■ JOB
Locate all lines with the word "Palissa". Copy them.

━━ MATERIALS PROVIDED ━━

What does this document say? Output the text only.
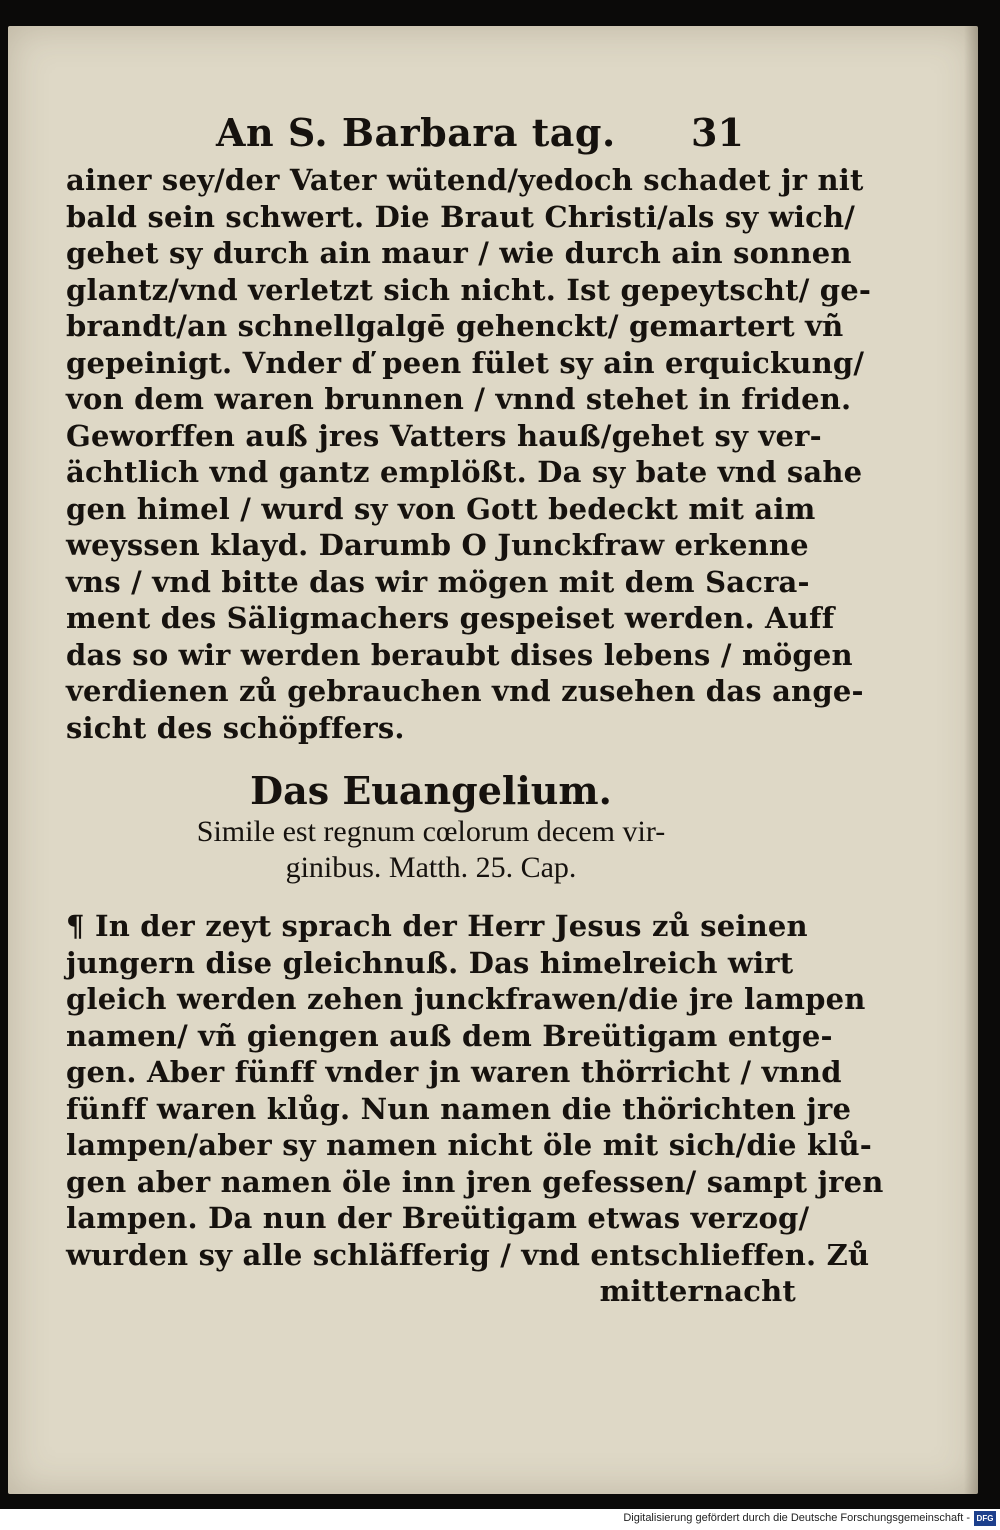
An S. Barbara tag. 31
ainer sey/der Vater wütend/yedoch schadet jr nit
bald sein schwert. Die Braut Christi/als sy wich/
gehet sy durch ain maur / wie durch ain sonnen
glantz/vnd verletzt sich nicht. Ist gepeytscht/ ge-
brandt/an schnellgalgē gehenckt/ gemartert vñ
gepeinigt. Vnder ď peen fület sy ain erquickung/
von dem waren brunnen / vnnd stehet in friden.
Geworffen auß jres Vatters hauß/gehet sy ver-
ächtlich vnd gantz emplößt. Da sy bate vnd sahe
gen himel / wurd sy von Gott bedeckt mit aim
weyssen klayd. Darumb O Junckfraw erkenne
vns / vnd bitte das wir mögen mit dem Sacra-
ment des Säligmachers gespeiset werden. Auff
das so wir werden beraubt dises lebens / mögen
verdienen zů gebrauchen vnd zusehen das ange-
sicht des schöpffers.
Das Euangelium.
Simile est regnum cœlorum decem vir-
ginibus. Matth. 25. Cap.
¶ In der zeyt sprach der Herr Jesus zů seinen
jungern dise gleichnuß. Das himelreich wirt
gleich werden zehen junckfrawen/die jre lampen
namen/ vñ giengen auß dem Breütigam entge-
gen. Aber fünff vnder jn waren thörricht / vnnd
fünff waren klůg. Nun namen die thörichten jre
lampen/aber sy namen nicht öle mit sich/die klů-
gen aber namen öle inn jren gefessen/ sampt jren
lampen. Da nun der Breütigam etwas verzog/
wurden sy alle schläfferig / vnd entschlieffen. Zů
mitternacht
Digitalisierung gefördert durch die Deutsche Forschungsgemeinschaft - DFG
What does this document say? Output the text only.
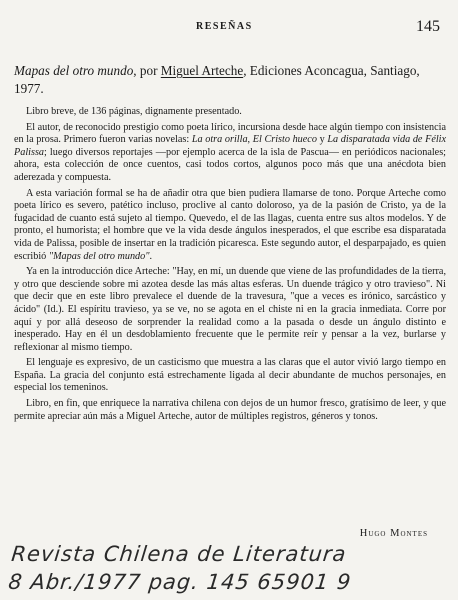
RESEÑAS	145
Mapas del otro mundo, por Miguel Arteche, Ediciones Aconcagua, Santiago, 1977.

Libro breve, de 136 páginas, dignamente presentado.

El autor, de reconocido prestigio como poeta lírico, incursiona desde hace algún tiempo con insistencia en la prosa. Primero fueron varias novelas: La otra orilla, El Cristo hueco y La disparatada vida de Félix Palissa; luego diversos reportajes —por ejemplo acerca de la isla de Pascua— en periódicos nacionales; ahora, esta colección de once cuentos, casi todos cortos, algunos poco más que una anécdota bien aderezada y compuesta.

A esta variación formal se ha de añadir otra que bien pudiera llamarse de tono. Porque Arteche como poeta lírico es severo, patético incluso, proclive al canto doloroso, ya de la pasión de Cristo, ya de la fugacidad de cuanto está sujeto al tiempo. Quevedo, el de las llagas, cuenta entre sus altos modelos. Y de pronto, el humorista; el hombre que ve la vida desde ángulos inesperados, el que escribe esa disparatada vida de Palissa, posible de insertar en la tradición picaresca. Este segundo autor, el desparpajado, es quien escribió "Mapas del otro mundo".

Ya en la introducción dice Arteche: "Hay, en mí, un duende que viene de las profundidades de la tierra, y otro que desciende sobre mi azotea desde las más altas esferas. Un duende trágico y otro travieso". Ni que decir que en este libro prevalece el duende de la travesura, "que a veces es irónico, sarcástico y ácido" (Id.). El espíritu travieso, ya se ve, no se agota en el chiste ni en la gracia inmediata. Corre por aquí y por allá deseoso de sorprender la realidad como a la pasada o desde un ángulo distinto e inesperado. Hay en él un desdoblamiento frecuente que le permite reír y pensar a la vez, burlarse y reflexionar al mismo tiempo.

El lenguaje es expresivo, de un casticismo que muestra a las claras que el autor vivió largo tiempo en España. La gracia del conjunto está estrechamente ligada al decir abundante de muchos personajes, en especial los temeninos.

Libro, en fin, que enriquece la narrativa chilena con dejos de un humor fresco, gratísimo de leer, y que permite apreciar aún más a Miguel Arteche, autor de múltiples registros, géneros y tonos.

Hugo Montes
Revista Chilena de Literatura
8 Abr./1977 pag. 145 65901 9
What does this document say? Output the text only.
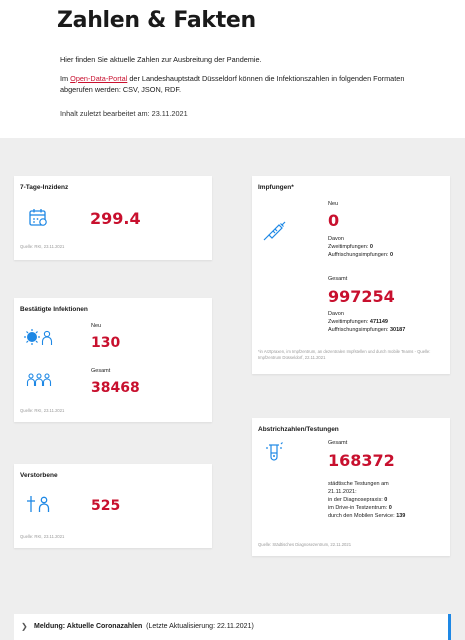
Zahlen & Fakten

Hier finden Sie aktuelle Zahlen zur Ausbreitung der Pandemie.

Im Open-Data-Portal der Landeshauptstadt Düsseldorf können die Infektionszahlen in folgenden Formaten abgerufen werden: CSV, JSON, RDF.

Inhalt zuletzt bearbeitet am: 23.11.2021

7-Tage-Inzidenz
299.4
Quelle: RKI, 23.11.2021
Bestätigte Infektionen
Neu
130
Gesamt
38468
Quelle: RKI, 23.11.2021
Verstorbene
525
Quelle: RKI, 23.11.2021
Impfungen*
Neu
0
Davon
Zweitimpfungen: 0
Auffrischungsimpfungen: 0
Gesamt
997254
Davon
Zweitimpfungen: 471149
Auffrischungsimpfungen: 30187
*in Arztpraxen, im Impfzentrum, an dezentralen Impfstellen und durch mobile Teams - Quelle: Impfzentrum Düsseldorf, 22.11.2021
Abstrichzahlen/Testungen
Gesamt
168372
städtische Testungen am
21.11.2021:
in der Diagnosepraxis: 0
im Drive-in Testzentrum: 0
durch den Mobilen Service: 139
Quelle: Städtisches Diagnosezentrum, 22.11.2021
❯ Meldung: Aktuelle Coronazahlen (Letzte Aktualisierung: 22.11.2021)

━━━

■ RESPONSE TO THIS TASK
El autor, de reconocido prestigio como poeta lírico, incursiona desde hace algún tiempo con insistencia en la prosa. Primero fueron varias novelas: La otra orilla, El Cristo hueco y La disparatada vida de Félix Palissa; luego diversos reportajes —por ejemplo acerca de la isla de Pascua— en periódicos nacionales; ahora, esta colección de once cuentos, casi todos cortos, algunos poco más que una anécdota bien aderezada y compuesta.
A esta variación formal se ha de añadir otra que bien pudiera llamarse de tono. Porque Arteche como poeta lírico es severo, patético incluso, proclive al canto doloroso, ya de la pasión de Cristo, ya de la fugacidad de cuanto está sujeto al tiempo. Quevedo, el de las llagas, cuenta entre sus altos modelos. Y de pronto, el humorista; el hombre que ve la vida desde ángulos inesperados, el que escribe esa disparatada vida de Palissa, posible de insertar en la tradición picaresca. Este segundo autor, el desparpajado, es quien escribió "Mapas del otro mundo".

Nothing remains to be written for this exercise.